[Items listed in a dataset]
□ □ □ □

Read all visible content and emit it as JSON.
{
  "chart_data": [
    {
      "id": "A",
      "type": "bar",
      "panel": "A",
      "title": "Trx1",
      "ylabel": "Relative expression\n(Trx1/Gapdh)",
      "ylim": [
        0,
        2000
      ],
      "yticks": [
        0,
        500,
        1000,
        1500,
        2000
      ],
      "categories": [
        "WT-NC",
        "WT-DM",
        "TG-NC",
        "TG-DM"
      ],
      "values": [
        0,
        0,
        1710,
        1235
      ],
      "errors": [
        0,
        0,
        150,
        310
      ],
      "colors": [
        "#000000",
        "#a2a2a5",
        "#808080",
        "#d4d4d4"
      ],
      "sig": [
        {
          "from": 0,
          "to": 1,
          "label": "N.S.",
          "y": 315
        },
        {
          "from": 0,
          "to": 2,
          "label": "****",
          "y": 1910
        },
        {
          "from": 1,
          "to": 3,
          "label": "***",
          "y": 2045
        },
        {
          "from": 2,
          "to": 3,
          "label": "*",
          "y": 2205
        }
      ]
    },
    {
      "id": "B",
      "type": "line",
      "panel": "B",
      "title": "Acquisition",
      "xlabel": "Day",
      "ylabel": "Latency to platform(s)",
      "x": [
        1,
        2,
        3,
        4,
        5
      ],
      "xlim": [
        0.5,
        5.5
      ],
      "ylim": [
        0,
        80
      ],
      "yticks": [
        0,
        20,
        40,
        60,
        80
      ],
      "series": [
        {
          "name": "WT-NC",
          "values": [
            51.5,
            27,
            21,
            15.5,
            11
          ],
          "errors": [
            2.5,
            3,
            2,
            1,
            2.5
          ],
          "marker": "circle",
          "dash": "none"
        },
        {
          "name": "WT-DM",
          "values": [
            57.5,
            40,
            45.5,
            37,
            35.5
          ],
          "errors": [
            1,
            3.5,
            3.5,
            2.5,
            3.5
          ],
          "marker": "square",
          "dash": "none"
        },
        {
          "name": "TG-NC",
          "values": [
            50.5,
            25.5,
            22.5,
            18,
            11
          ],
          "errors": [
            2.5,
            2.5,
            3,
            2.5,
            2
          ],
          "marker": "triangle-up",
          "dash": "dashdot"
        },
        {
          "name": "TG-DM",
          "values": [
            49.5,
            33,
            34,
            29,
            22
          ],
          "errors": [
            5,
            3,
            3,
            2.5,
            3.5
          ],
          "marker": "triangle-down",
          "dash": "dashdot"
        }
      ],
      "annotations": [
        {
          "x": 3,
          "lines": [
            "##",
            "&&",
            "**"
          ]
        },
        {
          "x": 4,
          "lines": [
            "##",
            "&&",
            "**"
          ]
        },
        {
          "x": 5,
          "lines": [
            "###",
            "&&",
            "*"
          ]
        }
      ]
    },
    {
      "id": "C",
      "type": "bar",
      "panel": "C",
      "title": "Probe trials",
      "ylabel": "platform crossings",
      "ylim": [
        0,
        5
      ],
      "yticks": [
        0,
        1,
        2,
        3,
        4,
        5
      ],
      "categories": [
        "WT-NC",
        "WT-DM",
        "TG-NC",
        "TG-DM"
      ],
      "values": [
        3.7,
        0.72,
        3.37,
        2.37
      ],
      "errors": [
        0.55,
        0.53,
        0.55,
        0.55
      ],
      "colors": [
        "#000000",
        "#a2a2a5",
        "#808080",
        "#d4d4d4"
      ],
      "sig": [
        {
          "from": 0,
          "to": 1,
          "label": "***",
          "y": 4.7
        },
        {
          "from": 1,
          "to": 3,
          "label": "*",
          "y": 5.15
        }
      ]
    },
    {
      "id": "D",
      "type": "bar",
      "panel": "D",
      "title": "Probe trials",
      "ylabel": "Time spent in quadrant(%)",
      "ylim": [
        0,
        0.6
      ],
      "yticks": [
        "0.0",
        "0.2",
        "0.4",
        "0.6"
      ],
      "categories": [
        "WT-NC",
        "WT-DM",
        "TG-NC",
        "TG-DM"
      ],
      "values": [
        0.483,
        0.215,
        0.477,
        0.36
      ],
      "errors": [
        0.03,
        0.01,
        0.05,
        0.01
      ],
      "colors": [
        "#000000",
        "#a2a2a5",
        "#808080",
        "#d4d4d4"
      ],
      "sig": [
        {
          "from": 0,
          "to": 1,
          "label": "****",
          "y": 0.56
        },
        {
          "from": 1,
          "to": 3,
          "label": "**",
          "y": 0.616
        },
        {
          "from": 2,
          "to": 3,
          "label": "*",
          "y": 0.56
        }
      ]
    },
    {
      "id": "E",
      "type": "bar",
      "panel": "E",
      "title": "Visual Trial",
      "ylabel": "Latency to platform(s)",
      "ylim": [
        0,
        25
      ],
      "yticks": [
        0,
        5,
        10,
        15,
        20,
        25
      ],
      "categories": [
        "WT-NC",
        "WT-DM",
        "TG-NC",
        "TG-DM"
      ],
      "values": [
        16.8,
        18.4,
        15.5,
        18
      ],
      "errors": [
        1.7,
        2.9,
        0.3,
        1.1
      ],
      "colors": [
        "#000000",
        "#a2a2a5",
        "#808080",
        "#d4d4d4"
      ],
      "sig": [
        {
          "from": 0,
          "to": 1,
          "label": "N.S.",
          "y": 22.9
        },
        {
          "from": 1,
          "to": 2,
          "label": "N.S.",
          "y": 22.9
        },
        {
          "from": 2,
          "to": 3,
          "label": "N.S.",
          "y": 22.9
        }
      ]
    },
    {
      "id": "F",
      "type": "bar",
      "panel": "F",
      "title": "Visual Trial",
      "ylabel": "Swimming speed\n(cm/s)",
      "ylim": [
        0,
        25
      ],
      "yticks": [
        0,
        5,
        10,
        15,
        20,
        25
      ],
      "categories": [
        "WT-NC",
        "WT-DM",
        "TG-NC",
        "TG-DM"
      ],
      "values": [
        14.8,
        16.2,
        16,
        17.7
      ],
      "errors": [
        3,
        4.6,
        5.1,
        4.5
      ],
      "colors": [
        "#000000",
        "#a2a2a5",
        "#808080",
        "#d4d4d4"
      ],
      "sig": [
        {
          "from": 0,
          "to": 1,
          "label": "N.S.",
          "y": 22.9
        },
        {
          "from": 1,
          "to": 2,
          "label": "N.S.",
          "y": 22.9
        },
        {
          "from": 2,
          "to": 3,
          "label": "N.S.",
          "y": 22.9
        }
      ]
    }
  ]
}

□ □ □ □

**Set task**. Reproduce the data in its entirety, matching each character.

**Written solution**.
Read all visible content and emit it as JSON.
{
  "chart_data": [
    {
      "id": "A",
      "type": "bar",
      "panel": "A",
      "title": "Trx1",
      "ylabel": "Relative expression\n(Trx1/Gapdh)",
      "ylim": [
        0,
        2000
      ],
      "yticks": [
        0,
        500,
        1000,
        1500,
        2000
      ],
      "categories": [
        "WT-NC",
        "WT-DM",
        "TG-NC",
        "TG-DM"
      ],
      "values": [
        0,
        0,
        1710,
        1235
      ],
      "errors": [
        0,
        0,
        150,
        310
      ],
      "colors": [
        "#000000",
        "#a2a2a5",
        "#808080",
        "#d4d4d4"
      ],
      "sig": [
        {
          "from": 0,
          "to": 1,
          "label": "N.S.",
          "y": 315
        },
        {
          "from": 0,
          "to": 2,
          "label": "****",
          "y": 1910
        },
        {
          "from": 1,
          "to": 3,
          "label": "***",
          "y": 2045
        },
        {
          "from": 2,
          "to": 3,
          "label": "*",
          "y": 2205
        }
      ]
    },
    {
      "id": "B",
      "type": "line",
      "panel": "B",
      "title": "Acquisition",
      "xlabel": "Day",
      "ylabel": "Latency to platform(s)",
      "x": [
        1,
        2,
        3,
        4,
        5
      ],
      "xlim": [
        0.5,
        5.5
      ],
      "ylim": [
        0,
        80
      ],
      "yticks": [
        0,
        20,
        40,
        60,
        80
      ],
      "series": [
        {
          "name": "WT-NC",
          "values": [
            51.5,
            27,
            21,
            15.5,
            11
          ],
          "errors": [
            2.5,
            3,
            2,
            1,
            2.5
          ],
          "marker": "circle",
          "dash": "none"
        },
        {
          "name": "WT-DM",
          "values": [
            57.5,
            40,
            45.5,
            37,
            35.5
          ],
          "errors": [
            1,
            3.5,
            3.5,
            2.5,
            3.5
          ],
          "marker": "square",
          "dash": "none"
        },
        {
          "name": "TG-NC",
          "values": [
            50.5,
            25.5,
            22.5,
            18,
            11
          ],
          "errors": [
            2.5,
            2.5,
            3,
            2.5,
            2
          ],
          "marker": "triangle-up",
          "dash": "dashdot"
        },
        {
          "name": "TG-DM",
          "values": [
            49.5,
            33,
            34,
            29,
            22
          ],
          "errors": [
            5,
            3,
            3,
            2.5,
            3.5
          ],
          "marker": "triangle-down",
          "dash": "dashdot"
        }
      ],
      "annotations": [
        {
          "x": 3,
          "lines": [
            "##",
            "&&",
            "**"
          ]
        },
        {
          "x": 4,
          "lines": [
            "##",
            "&&",
            "**"
          ]
        },
        {
          "x": 5,
          "lines": [
            "###",
            "&&",
            "*"
          ]
        }
      ]
    },
    {
      "id": "C",
      "type": "bar",
      "panel": "C",
      "title": "Probe trials",
      "ylabel": "platform crossings",
      "ylim": [
        0,
        5
      ],
      "yticks": [
        0,
        1,
        2,
        3,
        4,
        5
      ],
      "categories": [
        "WT-NC",
        "WT-DM",
        "TG-NC",
        "TG-DM"
      ],
      "values": [
        3.7,
        0.72,
        3.37,
        2.37
      ],
      "errors": [
        0.55,
        0.53,
        0.55,
        0.55
      ],
      "colors": [
        "#000000",
        "#a2a2a5",
        "#808080",
        "#d4d4d4"
      ],
      "sig": [
        {
          "from": 0,
          "to": 1,
          "label": "***",
          "y": 4.7
        },
        {
          "from": 1,
          "to": 3,
          "label": "*",
          "y": 5.15
        }
      ]
    },
    {
      "id": "D",
      "type": "bar",
      "panel": "D",
      "title": "Probe trials",
      "ylabel": "Time spent in quadrant(%)",
      "ylim": [
        0,
        0.6
      ],
      "yticks": [
        "0.0",
        "0.2",
        "0.4",
        "0.6"
      ],
      "categories": [
        "WT-NC",
        "WT-DM",
        "TG-NC",
        "TG-DM"
      ],
      "values": [
        0.483,
        0.215,
        0.477,
        0.36
      ],
      "errors": [
        0.03,
        0.01,
        0.05,
        0.01
      ],
      "colors": [
        "#000000",
        "#a2a2a5",
        "#808080",
        "#d4d4d4"
      ],
      "sig": [
        {
          "from": 0,
          "to": 1,
          "label": "****",
          "y": 0.56
        },
        {
          "from": 1,
          "to": 3,
          "label": "**",
          "y": 0.616
        },
        {
          "from": 2,
          "to": 3,
          "label": "*",
          "y": 0.56
        }
      ]
    },
    {
      "id": "E",
      "type": "bar",
      "panel": "E",
      "title": "Visual Trial",
      "ylabel": "Latency to platform(s)",
      "ylim": [
        0,
        25
      ],
      "yticks": [
        0,
        5,
        10,
        15,
        20,
        25
      ],
      "categories": [
        "WT-NC",
        "WT-DM",
        "TG-NC",
        "TG-DM"
      ],
      "values": [
        16.8,
        18.4,
        15.5,
        18
      ],
      "errors": [
        1.7,
        2.9,
        0.3,
        1.1
      ],
      "colors": [
        "#000000",
        "#a2a2a5",
        "#808080",
        "#d4d4d4"
      ],
      "sig": [
        {
          "from": 0,
          "to": 1,
          "label": "N.S.",
          "y": 22.9
        },
        {
          "from": 1,
          "to": 2,
          "label": "N.S.",
          "y": 22.9
        },
        {
          "from": 2,
          "to": 3,
          "label": "N.S.",
          "y": 22.9
        }
      ]
    },
    {
      "id": "F",
      "type": "bar",
      "panel": "F",
      "title": "Visual Trial",
      "ylabel": "Swimming speed\n(cm/s)",
      "ylim": [
        0,
        25
      ],
      "yticks": [
        0,
        5,
        10,
        15,
        20,
        25
      ],
      "categories": [
        "WT-NC",
        "WT-DM",
        "TG-NC",
        "TG-DM"
      ],
      "values": [
        14.8,
        16.2,
        16,
        17.7
      ],
      "errors": [
        3,
        4.6,
        5.1,
        4.5
      ],
      "colors": [
        "#000000",
        "#a2a2a5",
        "#808080",
        "#d4d4d4"
      ],
      "sig": [
        {
          "from": 0,
          "to": 1,
          "label": "N.S.",
          "y": 22.9
        },
        {
          "from": 1,
          "to": 2,
          "label": "N.S.",
          "y": 22.9
        },
        {
          "from": 2,
          "to": 3,
          "label": "N.S.",
          "y": 22.9
        }
      ]
    }
  ]
}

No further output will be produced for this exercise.